■ **REQUEST**:
In the listing below, identify each line with the word "Expected" and return those lines.

## Start MATERIAL TO PROCESS

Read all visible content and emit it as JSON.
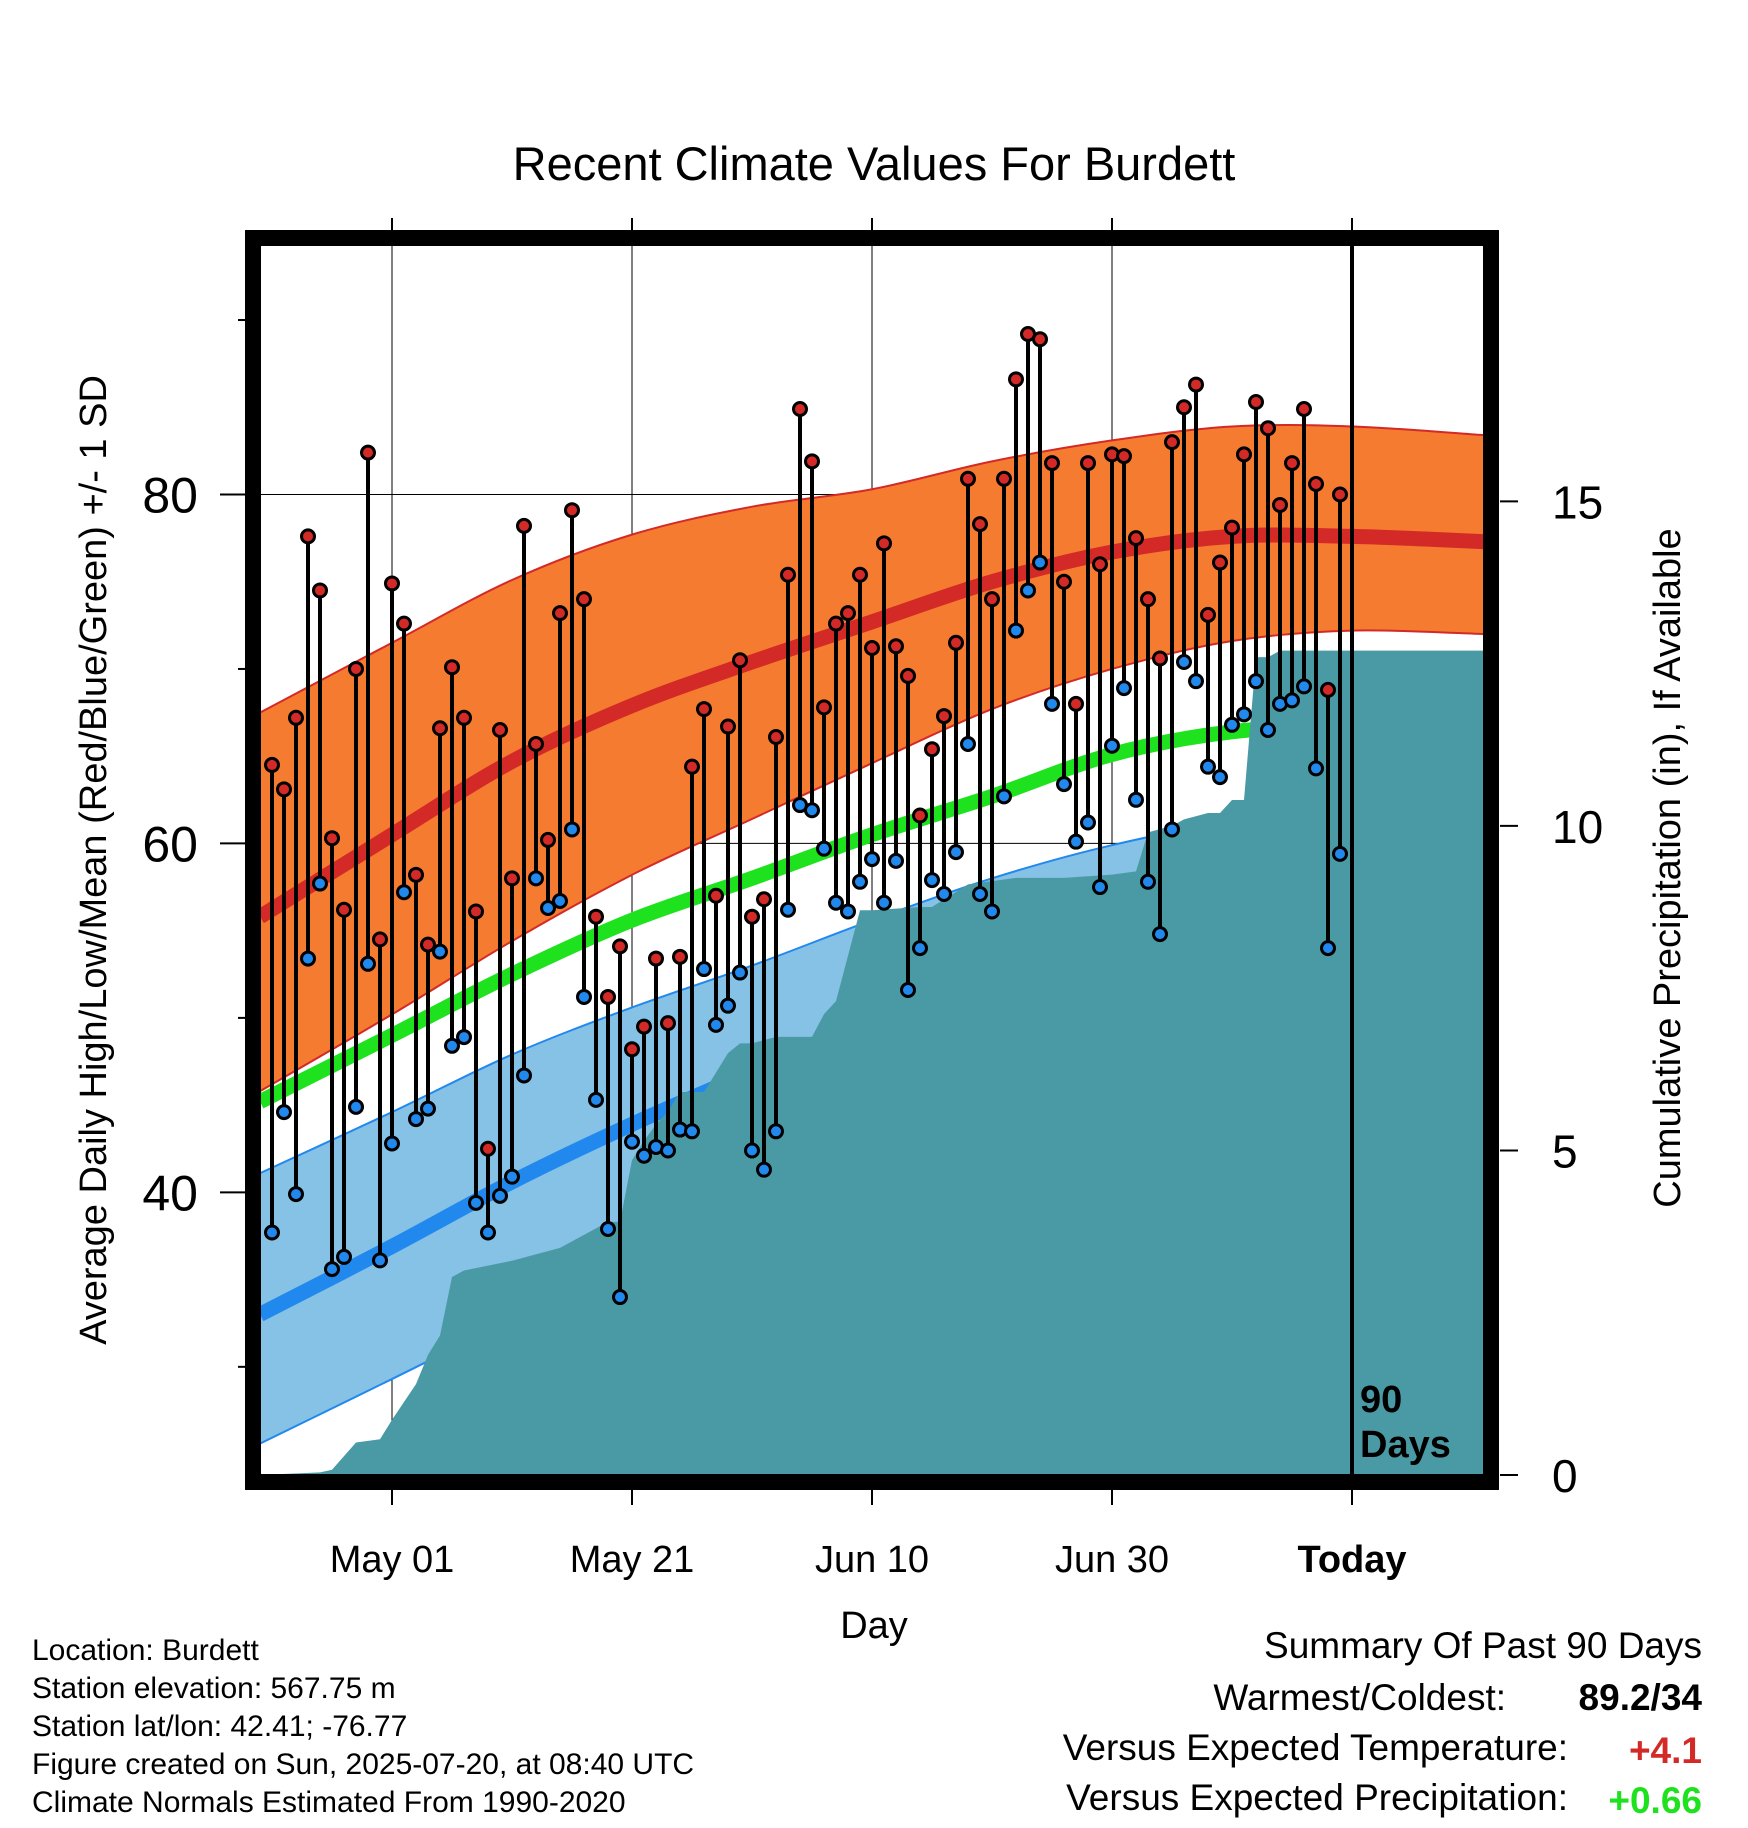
{
  "chart_data": {
    "type": "line",
    "title": "Recent Climate Values For Burdett",
    "xlabel": "Day",
    "ylabel": "Average Daily High/Low/Mean (Red/Blue/Green) +/- 1 SD",
    "y2label": "Cumulative Precipitation (in), If Available",
    "xlim": [
      -11,
      91
    ],
    "ylim": [
      23.8,
      94.3
    ],
    "y2lim": [
      0,
      18.95
    ],
    "x_ticks": [
      {
        "x": 0,
        "label": "May 01"
      },
      {
        "x": 20,
        "label": "May 21"
      },
      {
        "x": 40,
        "label": "Jun 10"
      },
      {
        "x": 60,
        "label": "Jun 30"
      },
      {
        "x": 80,
        "label": "Today"
      }
    ],
    "y_ticks": [
      40,
      60,
      80
    ],
    "y2_ticks": [
      0,
      5,
      10,
      15
    ],
    "grid": true,
    "today_marker": {
      "x": 80,
      "label": "90\nDays"
    },
    "colors": {
      "high": "#d42a27",
      "high_band": "#f47b30",
      "low": "#2189ee",
      "low_band": "#86c1e6",
      "mean": "#1ee21e",
      "precip": "#4a9aa5"
    },
    "series": [
      {
        "name": "High",
        "x": [
          -10,
          -9,
          -8,
          -7,
          -6,
          -5,
          -4,
          -3,
          -2,
          -1,
          0,
          1,
          2,
          3,
          4,
          5,
          6,
          7,
          8,
          9,
          10,
          11,
          12,
          13,
          14,
          15,
          16,
          17,
          18,
          19,
          20,
          21,
          22,
          23,
          24,
          25,
          26,
          27,
          28,
          29,
          30,
          31,
          32,
          33,
          34,
          35,
          36,
          37,
          38,
          39,
          40,
          41,
          42,
          43,
          44,
          45,
          46,
          47,
          48,
          49,
          50,
          51,
          52,
          53,
          54,
          55,
          56,
          57,
          58,
          59,
          60,
          61,
          62,
          63,
          64,
          65,
          66,
          67,
          68,
          69,
          70,
          71,
          72,
          73,
          74,
          75,
          76,
          77,
          78,
          79
        ],
        "values": [
          64.5,
          63.1,
          67.2,
          77.6,
          74.5,
          60.3,
          56.2,
          70.0,
          82.4,
          54.5,
          74.9,
          72.6,
          58.2,
          54.2,
          66.6,
          70.1,
          67.2,
          56.1,
          42.5,
          66.5,
          58.0,
          78.2,
          65.7,
          60.2,
          73.2,
          79.1,
          74.0,
          55.8,
          51.2,
          54.1,
          48.2,
          49.5,
          53.4,
          49.7,
          53.5,
          64.4,
          67.7,
          57.0,
          66.7,
          70.5,
          55.8,
          56.8,
          66.1,
          75.4,
          84.9,
          81.9,
          67.8,
          72.6,
          73.2,
          75.4,
          71.2,
          77.2,
          71.3,
          69.6,
          61.6,
          65.4,
          67.3,
          71.5,
          80.9,
          78.3,
          74.0,
          80.9,
          86.6,
          89.2,
          88.9,
          81.8,
          75.0,
          68.0,
          81.8,
          76.0,
          82.3,
          82.2,
          77.5,
          74.0,
          70.6,
          83.0,
          85.0,
          86.3,
          73.1,
          76.1,
          78.1,
          82.3,
          85.3,
          83.8,
          79.4,
          81.8,
          84.9,
          80.6,
          68.8,
          80.0
        ]
      },
      {
        "name": "Low",
        "x": [
          -10,
          -9,
          -8,
          -7,
          -6,
          -5,
          -4,
          -3,
          -2,
          -1,
          0,
          1,
          2,
          3,
          4,
          5,
          6,
          7,
          8,
          9,
          10,
          11,
          12,
          13,
          14,
          15,
          16,
          17,
          18,
          19,
          20,
          21,
          22,
          23,
          24,
          25,
          26,
          27,
          28,
          29,
          30,
          31,
          32,
          33,
          34,
          35,
          36,
          37,
          38,
          39,
          40,
          41,
          42,
          43,
          44,
          45,
          46,
          47,
          48,
          49,
          50,
          51,
          52,
          53,
          54,
          55,
          56,
          57,
          58,
          59,
          60,
          61,
          62,
          63,
          64,
          65,
          66,
          67,
          68,
          69,
          70,
          71,
          72,
          73,
          74,
          75,
          76,
          77,
          78,
          79
        ],
        "values": [
          37.7,
          44.6,
          39.9,
          53.4,
          57.7,
          35.6,
          36.3,
          44.9,
          53.1,
          36.1,
          42.8,
          57.2,
          44.2,
          44.8,
          53.8,
          48.4,
          48.9,
          39.4,
          37.7,
          39.8,
          40.9,
          46.7,
          58.0,
          56.3,
          56.7,
          60.8,
          51.2,
          45.3,
          37.9,
          34.0,
          42.9,
          42.1,
          42.6,
          42.4,
          43.6,
          43.5,
          52.8,
          49.6,
          50.7,
          52.6,
          42.4,
          41.3,
          43.5,
          56.2,
          62.2,
          61.9,
          59.7,
          56.6,
          56.1,
          57.8,
          59.1,
          56.6,
          59.0,
          51.6,
          54.0,
          57.9,
          57.1,
          59.5,
          65.7,
          57.1,
          56.1,
          62.7,
          72.2,
          74.5,
          76.1,
          68.0,
          63.4,
          60.1,
          61.2,
          57.5,
          65.6,
          68.9,
          62.5,
          57.8,
          54.8,
          60.8,
          70.4,
          69.3,
          64.4,
          63.8,
          66.8,
          67.4,
          69.3,
          66.5,
          68.0,
          68.2,
          69.0,
          64.3,
          54.0,
          59.4
        ]
      },
      {
        "name": "Normal High",
        "x": [
          -11,
          0,
          10,
          20,
          30,
          40,
          50,
          60,
          70,
          80,
          91
        ],
        "values": [
          55.8,
          60.5,
          64.7,
          67.9,
          70.4,
          72.7,
          75.0,
          76.7,
          77.6,
          77.6,
          77.3
        ]
      },
      {
        "name": "Normal High +1 SD",
        "x": [
          -11,
          0,
          10,
          20,
          30,
          40,
          50,
          60,
          70,
          80,
          91
        ],
        "values": [
          67.5,
          71.5,
          75.1,
          77.7,
          79.3,
          80.3,
          81.9,
          83.1,
          83.9,
          83.9,
          83.4
        ]
      },
      {
        "name": "Normal High -1 SD",
        "x": [
          -11,
          0,
          10,
          20,
          30,
          40,
          50,
          60,
          70,
          80,
          91
        ],
        "values": [
          45.8,
          50.2,
          54.4,
          58.2,
          61.4,
          64.6,
          67.7,
          70.0,
          71.6,
          72.2,
          72.0
        ]
      },
      {
        "name": "Normal Mean",
        "x": [
          -11,
          0,
          10,
          20,
          30,
          40,
          50,
          60,
          70,
          80,
          91
        ],
        "values": [
          45.2,
          49.0,
          52.5,
          55.6,
          58.0,
          60.5,
          62.7,
          65.1,
          66.4,
          66.7,
          66.5
        ]
      },
      {
        "name": "Normal Low",
        "x": [
          -11,
          0,
          10,
          20,
          30,
          40,
          50,
          60,
          70,
          80,
          91
        ],
        "values": [
          33.0,
          36.9,
          40.6,
          43.9,
          46.9,
          49.8,
          52.2,
          53.9,
          54.9,
          55.2,
          55.0
        ]
      },
      {
        "name": "Normal Low +1 SD",
        "x": [
          -11,
          0,
          10,
          20,
          30,
          40,
          50,
          60,
          70,
          80,
          91
        ],
        "values": [
          41.1,
          44.6,
          47.9,
          50.6,
          53.0,
          55.6,
          58.0,
          59.9,
          61.2,
          61.5,
          61.2
        ]
      },
      {
        "name": "Normal Low -1 SD",
        "x": [
          -11,
          0,
          10,
          20,
          30,
          40,
          50,
          60,
          70,
          80,
          91
        ],
        "values": [
          25.6,
          29.3,
          32.7,
          35.9,
          39.2,
          42.5,
          45.9,
          48.1,
          49.3,
          49.6,
          49.5
        ]
      },
      {
        "name": "Cumulative Precipitation",
        "axis": "y2",
        "x": [
          -11,
          -6,
          -5,
          -3,
          -1,
          0,
          2,
          3,
          4,
          5,
          6,
          10,
          14,
          16,
          18,
          19,
          20,
          21,
          22,
          23,
          24,
          26,
          28,
          29,
          30,
          32,
          34,
          35,
          36,
          37,
          38,
          39,
          40,
          44,
          45,
          48,
          52,
          56,
          60,
          62,
          63,
          65,
          66,
          68,
          69,
          70,
          71,
          72,
          73,
          74,
          76,
          77,
          91
        ],
        "values": [
          0,
          0.04,
          0.08,
          0.5,
          0.55,
          0.85,
          1.4,
          1.85,
          2.15,
          3.05,
          3.15,
          3.3,
          3.5,
          3.7,
          3.9,
          3.9,
          4.85,
          5.15,
          5.4,
          5.6,
          5.9,
          5.9,
          6.5,
          6.65,
          6.65,
          6.75,
          6.75,
          6.75,
          7.1,
          7.3,
          8.0,
          8.7,
          8.7,
          8.75,
          8.75,
          9.1,
          9.2,
          9.2,
          9.25,
          9.3,
          9.9,
          10.0,
          10.1,
          10.2,
          10.2,
          10.4,
          10.4,
          12.6,
          12.6,
          12.7,
          12.7,
          12.7,
          12.7
        ]
      }
    ]
  },
  "info": {
    "location": "Location: Burdett",
    "elevation": "Station elevation: 567.75 m",
    "latlon": "Station lat/lon: 42.41; -76.77",
    "created": "Figure created on Sun, 2025-07-20, at 08:40 UTC",
    "normals": "Climate Normals Estimated From 1990-2020"
  },
  "summary": {
    "title": "Summary Of Past 90 Days",
    "warmest_coldest_label": "Warmest/Coldest:",
    "warmest_coldest_value": "89.2/34",
    "temp_label": "Versus Expected Temperature:",
    "temp_value": "+4.1",
    "temp_color": "#d42a27",
    "precip_label": "Versus Expected Precipitation:",
    "precip_value": "+0.66",
    "precip_color": "#1ee21e"
  }
}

## End MATERIAL TO PROCESS

■ **PROBLEM SOLUTION**:
    "temp_label": "Versus Expected Temperature:",
    "precip_label": "Versus Expected Precipitation:",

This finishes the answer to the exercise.